[Lines of data]
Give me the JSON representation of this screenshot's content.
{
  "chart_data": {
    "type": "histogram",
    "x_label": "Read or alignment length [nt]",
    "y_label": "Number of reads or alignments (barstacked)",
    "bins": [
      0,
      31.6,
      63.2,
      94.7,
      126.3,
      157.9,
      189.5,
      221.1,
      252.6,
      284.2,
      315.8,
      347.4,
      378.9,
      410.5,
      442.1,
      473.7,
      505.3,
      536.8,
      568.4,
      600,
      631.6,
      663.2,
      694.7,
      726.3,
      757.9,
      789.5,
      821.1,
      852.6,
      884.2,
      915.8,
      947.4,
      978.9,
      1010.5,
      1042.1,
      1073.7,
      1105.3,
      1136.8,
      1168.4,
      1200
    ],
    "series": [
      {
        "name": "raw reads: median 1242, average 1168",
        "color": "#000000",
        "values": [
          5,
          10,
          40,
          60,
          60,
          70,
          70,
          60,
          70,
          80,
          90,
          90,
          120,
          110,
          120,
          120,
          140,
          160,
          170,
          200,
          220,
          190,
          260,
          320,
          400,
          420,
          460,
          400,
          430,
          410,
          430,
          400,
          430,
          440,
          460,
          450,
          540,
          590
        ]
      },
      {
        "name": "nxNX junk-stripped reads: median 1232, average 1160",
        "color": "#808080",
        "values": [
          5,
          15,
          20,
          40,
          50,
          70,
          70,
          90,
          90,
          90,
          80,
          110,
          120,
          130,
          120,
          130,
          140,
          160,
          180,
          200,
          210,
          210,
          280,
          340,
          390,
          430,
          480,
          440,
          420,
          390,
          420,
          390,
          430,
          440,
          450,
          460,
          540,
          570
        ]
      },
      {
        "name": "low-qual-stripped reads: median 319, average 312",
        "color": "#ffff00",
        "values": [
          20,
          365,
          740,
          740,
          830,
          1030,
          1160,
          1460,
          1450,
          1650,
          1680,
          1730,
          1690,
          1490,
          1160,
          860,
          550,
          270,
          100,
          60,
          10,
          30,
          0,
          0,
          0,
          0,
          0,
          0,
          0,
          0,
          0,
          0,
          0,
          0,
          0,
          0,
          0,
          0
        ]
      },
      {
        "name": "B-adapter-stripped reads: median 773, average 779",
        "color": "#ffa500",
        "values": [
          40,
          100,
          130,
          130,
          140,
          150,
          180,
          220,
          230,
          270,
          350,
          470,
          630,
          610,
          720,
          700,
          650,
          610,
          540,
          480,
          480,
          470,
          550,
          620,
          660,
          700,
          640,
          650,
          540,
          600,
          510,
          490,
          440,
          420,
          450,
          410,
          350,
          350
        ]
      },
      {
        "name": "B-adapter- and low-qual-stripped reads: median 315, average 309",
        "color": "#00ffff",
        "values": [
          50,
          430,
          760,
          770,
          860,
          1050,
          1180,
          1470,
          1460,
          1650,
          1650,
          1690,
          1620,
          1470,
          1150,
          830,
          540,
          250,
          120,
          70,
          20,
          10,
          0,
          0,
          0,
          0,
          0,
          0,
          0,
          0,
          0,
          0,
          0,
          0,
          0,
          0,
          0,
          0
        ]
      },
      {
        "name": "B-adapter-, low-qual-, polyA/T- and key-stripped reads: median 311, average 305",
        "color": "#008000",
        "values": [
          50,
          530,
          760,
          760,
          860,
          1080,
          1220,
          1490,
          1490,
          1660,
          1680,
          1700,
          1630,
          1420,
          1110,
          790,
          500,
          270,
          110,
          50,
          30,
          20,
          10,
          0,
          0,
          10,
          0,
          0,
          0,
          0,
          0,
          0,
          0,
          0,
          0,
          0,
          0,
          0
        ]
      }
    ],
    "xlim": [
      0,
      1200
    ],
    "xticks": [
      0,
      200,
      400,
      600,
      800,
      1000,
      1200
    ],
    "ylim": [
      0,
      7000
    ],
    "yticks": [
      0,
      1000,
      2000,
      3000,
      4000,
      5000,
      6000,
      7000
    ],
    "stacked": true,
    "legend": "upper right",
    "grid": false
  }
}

Instructions for the task
Type out all of the material again, word for word.

Output for this task
Give me the JSON representation of this screenshot's content.
{
  "chart_data": {
    "type": "histogram",
    "x_label": "Read or alignment length [nt]",
    "y_label": "Number of reads or alignments (barstacked)",
    "bins": [
      0,
      31.6,
      63.2,
      94.7,
      126.3,
      157.9,
      189.5,
      221.1,
      252.6,
      284.2,
      315.8,
      347.4,
      378.9,
      410.5,
      442.1,
      473.7,
      505.3,
      536.8,
      568.4,
      600,
      631.6,
      663.2,
      694.7,
      726.3,
      757.9,
      789.5,
      821.1,
      852.6,
      884.2,
      915.8,
      947.4,
      978.9,
      1010.5,
      1042.1,
      1073.7,
      1105.3,
      1136.8,
      1168.4,
      1200
    ],
    "series": [
      {
        "name": "raw reads: median 1242, average 1168",
        "color": "#000000",
        "values": [
          5,
          10,
          40,
          60,
          60,
          70,
          70,
          60,
          70,
          80,
          90,
          90,
          120,
          110,
          120,
          120,
          140,
          160,
          170,
          200,
          220,
          190,
          260,
          320,
          400,
          420,
          460,
          400,
          430,
          410,
          430,
          400,
          430,
          440,
          460,
          450,
          540,
          590
        ]
      },
      {
        "name": "nxNX junk-stripped reads: median 1232, average 1160",
        "color": "#808080",
        "values": [
          5,
          15,
          20,
          40,
          50,
          70,
          70,
          90,
          90,
          90,
          80,
          110,
          120,
          130,
          120,
          130,
          140,
          160,
          180,
          200,
          210,
          210,
          280,
          340,
          390,
          430,
          480,
          440,
          420,
          390,
          420,
          390,
          430,
          440,
          450,
          460,
          540,
          570
        ]
      },
      {
        "name": "low-qual-stripped reads: median 319, average 312",
        "color": "#ffff00",
        "values": [
          20,
          365,
          740,
          740,
          830,
          1030,
          1160,
          1460,
          1450,
          1650,
          1680,
          1730,
          1690,
          1490,
          1160,
          860,
          550,
          270,
          100,
          60,
          10,
          30,
          0,
          0,
          0,
          0,
          0,
          0,
          0,
          0,
          0,
          0,
          0,
          0,
          0,
          0,
          0,
          0
        ]
      },
      {
        "name": "B-adapter-stripped reads: median 773, average 779",
        "color": "#ffa500",
        "values": [
          40,
          100,
          130,
          130,
          140,
          150,
          180,
          220,
          230,
          270,
          350,
          470,
          630,
          610,
          720,
          700,
          650,
          610,
          540,
          480,
          480,
          470,
          550,
          620,
          660,
          700,
          640,
          650,
          540,
          600,
          510,
          490,
          440,
          420,
          450,
          410,
          350,
          350
        ]
      },
      {
        "name": "B-adapter- and low-qual-stripped reads: median 315, average 309",
        "color": "#00ffff",
        "values": [
          50,
          430,
          760,
          770,
          860,
          1050,
          1180,
          1470,
          1460,
          1650,
          1650,
          1690,
          1620,
          1470,
          1150,
          830,
          540,
          250,
          120,
          70,
          20,
          10,
          0,
          0,
          0,
          0,
          0,
          0,
          0,
          0,
          0,
          0,
          0,
          0,
          0,
          0,
          0,
          0
        ]
      },
      {
        "name": "B-adapter-, low-qual-, polyA/T- and key-stripped reads: median 311, average 305",
        "color": "#008000",
        "values": [
          50,
          530,
          760,
          760,
          860,
          1080,
          1220,
          1490,
          1490,
          1660,
          1680,
          1700,
          1630,
          1420,
          1110,
          790,
          500,
          270,
          110,
          50,
          30,
          20,
          10,
          0,
          0,
          10,
          0,
          0,
          0,
          0,
          0,
          0,
          0,
          0,
          0,
          0,
          0,
          0
        ]
      }
    ],
    "xlim": [
      0,
      1200
    ],
    "xticks": [
      0,
      200,
      400,
      600,
      800,
      1000,
      1200
    ],
    "ylim": [
      0,
      7000
    ],
    "yticks": [
      0,
      1000,
      2000,
      3000,
      4000,
      5000,
      6000,
      7000
    ],
    "stacked": true,
    "legend": "upper right",
    "grid": false
  }
}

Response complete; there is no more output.